WORK INSTRUCTIONS
Transcribe the records below exactly.
* begin *
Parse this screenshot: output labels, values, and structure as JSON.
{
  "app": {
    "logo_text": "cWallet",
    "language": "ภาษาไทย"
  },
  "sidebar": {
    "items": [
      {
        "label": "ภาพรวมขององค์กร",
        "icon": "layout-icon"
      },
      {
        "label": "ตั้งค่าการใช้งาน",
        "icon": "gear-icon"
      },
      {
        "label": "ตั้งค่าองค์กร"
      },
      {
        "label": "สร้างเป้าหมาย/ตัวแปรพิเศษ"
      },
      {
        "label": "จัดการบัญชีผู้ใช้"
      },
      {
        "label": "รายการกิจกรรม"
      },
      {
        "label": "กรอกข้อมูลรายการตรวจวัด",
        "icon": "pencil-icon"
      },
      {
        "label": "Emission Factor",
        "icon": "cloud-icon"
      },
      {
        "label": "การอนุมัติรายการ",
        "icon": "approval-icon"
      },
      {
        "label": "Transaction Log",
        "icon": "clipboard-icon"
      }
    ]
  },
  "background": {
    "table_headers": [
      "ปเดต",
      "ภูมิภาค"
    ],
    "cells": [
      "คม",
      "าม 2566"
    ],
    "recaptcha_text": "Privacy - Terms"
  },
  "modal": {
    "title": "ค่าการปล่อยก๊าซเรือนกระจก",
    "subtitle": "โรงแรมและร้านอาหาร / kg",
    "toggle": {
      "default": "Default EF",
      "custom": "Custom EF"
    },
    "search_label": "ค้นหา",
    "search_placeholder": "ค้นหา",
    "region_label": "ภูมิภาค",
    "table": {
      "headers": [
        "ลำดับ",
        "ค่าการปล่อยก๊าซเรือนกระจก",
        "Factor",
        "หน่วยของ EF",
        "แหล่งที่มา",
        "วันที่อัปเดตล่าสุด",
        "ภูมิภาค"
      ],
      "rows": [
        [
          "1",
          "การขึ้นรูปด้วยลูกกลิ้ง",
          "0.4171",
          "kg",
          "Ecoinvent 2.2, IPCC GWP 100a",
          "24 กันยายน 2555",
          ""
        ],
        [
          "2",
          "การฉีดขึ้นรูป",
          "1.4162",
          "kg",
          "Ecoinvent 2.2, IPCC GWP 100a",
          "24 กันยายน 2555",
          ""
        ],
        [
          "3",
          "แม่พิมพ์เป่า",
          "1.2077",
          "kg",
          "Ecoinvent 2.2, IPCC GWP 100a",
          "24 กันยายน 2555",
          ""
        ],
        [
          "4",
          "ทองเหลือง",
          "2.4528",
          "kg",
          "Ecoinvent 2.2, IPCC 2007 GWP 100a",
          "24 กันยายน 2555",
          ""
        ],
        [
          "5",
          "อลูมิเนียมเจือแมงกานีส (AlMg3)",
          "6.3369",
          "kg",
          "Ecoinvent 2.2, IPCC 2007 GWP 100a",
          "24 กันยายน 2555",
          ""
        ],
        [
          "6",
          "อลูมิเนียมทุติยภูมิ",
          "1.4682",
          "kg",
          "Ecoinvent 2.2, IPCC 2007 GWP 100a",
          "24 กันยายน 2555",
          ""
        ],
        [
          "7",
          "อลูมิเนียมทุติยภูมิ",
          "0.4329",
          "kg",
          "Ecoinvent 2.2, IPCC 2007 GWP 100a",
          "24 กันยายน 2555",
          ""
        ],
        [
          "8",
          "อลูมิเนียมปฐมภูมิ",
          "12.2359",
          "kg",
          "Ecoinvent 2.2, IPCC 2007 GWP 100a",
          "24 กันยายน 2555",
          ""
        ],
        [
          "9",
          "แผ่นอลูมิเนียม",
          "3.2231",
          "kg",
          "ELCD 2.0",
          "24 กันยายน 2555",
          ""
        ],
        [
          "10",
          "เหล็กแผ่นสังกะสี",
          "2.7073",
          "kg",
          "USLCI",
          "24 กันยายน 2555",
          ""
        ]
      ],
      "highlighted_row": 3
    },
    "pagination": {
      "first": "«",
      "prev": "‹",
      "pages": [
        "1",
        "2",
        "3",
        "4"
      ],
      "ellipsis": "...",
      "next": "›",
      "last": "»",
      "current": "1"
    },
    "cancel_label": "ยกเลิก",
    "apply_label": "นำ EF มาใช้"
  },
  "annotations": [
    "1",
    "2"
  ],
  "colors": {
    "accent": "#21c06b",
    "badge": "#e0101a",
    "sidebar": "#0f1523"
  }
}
* end *
THE REPLY
Parse this screenshot: output labels, values, and structure as JSON.
{
  "app": {
    "logo_text": "cWallet",
    "language": "ภาษาไทย"
  },
  "sidebar": {
    "items": [
      {
        "label": "ภาพรวมขององค์กร",
        "icon": "layout-icon"
      },
      {
        "label": "ตั้งค่าการใช้งาน",
        "icon": "gear-icon"
      },
      {
        "label": "ตั้งค่าองค์กร"
      },
      {
        "label": "สร้างเป้าหมาย/ตัวแปรพิเศษ"
      },
      {
        "label": "จัดการบัญชีผู้ใช้"
      },
      {
        "label": "รายการกิจกรรม"
      },
      {
        "label": "กรอกข้อมูลรายการตรวจวัด",
        "icon": "pencil-icon"
      },
      {
        "label": "Emission Factor",
        "icon": "cloud-icon"
      },
      {
        "label": "การอนุมัติรายการ",
        "icon": "approval-icon"
      },
      {
        "label": "Transaction Log",
        "icon": "clipboard-icon"
      }
    ]
  },
  "background": {
    "table_headers": [
      "ปเดต",
      "ภูมิภาค"
    ],
    "cells": [
      "คม",
      "าม 2566"
    ],
    "recaptcha_text": "Privacy - Terms"
  },
  "modal": {
    "title": "ค่าการปล่อยก๊าซเรือนกระจก",
    "subtitle": "โรงแรมและร้านอาหาร / kg",
    "toggle": {
      "default": "Default EF",
      "custom": "Custom EF"
    },
    "search_label": "ค้นหา",
    "search_placeholder": "ค้นหา",
    "region_label": "ภูมิภาค",
    "table": {
      "headers": [
        "ลำดับ",
        "ค่าการปล่อยก๊าซเรือนกระจก",
        "Factor",
        "หน่วยของ EF",
        "แหล่งที่มา",
        "วันที่อัปเดตล่าสุด",
        "ภูมิภาค"
      ],
      "rows": [
        [
          "1",
          "การขึ้นรูปด้วยลูกกลิ้ง",
          "0.4171",
          "kg",
          "Ecoinvent 2.2, IPCC GWP 100a",
          "24 กันยายน 2555",
          ""
        ],
        [
          "2",
          "การฉีดขึ้นรูป",
          "1.4162",
          "kg",
          "Ecoinvent 2.2, IPCC GWP 100a",
          "24 กันยายน 2555",
          ""
        ],
        [
          "3",
          "แม่พิมพ์เป่า",
          "1.2077",
          "kg",
          "Ecoinvent 2.2, IPCC GWP 100a",
          "24 กันยายน 2555",
          ""
        ],
        [
          "4",
          "ทองเหลือง",
          "2.4528",
          "kg",
          "Ecoinvent 2.2, IPCC 2007 GWP 100a",
          "24 กันยายน 2555",
          ""
        ],
        [
          "5",
          "อลูมิเนียมเจือแมงกานีส (AlMg3)",
          "6.3369",
          "kg",
          "Ecoinvent 2.2, IPCC 2007 GWP 100a",
          "24 กันยายน 2555",
          ""
        ],
        [
          "6",
          "อลูมิเนียมทุติยภูมิ",
          "1.4682",
          "kg",
          "Ecoinvent 2.2, IPCC 2007 GWP 100a",
          "24 กันยายน 2555",
          ""
        ],
        [
          "7",
          "อลูมิเนียมทุติยภูมิ",
          "0.4329",
          "kg",
          "Ecoinvent 2.2, IPCC 2007 GWP 100a",
          "24 กันยายน 2555",
          ""
        ],
        [
          "8",
          "อลูมิเนียมปฐมภูมิ",
          "12.2359",
          "kg",
          "Ecoinvent 2.2, IPCC 2007 GWP 100a",
          "24 กันยายน 2555",
          ""
        ],
        [
          "9",
          "แผ่นอลูมิเนียม",
          "3.2231",
          "kg",
          "ELCD 2.0",
          "24 กันยายน 2555",
          ""
        ],
        [
          "10",
          "เหล็กแผ่นสังกะสี",
          "2.7073",
          "kg",
          "USLCI",
          "24 กันยายน 2555",
          ""
        ]
      ],
      "highlighted_row": 3
    },
    "pagination": {
      "first": "«",
      "prev": "‹",
      "pages": [
        "1",
        "2",
        "3",
        "4"
      ],
      "ellipsis": "...",
      "next": "›",
      "last": "»",
      "current": "1"
    },
    "cancel_label": "ยกเลิก",
    "apply_label": "นำ EF มาใช้"
  },
  "annotations": [
    "1",
    "2"
  ],
  "colors": {
    "accent": "#21c06b",
    "badge": "#e0101a",
    "sidebar": "#0f1523"
  }
}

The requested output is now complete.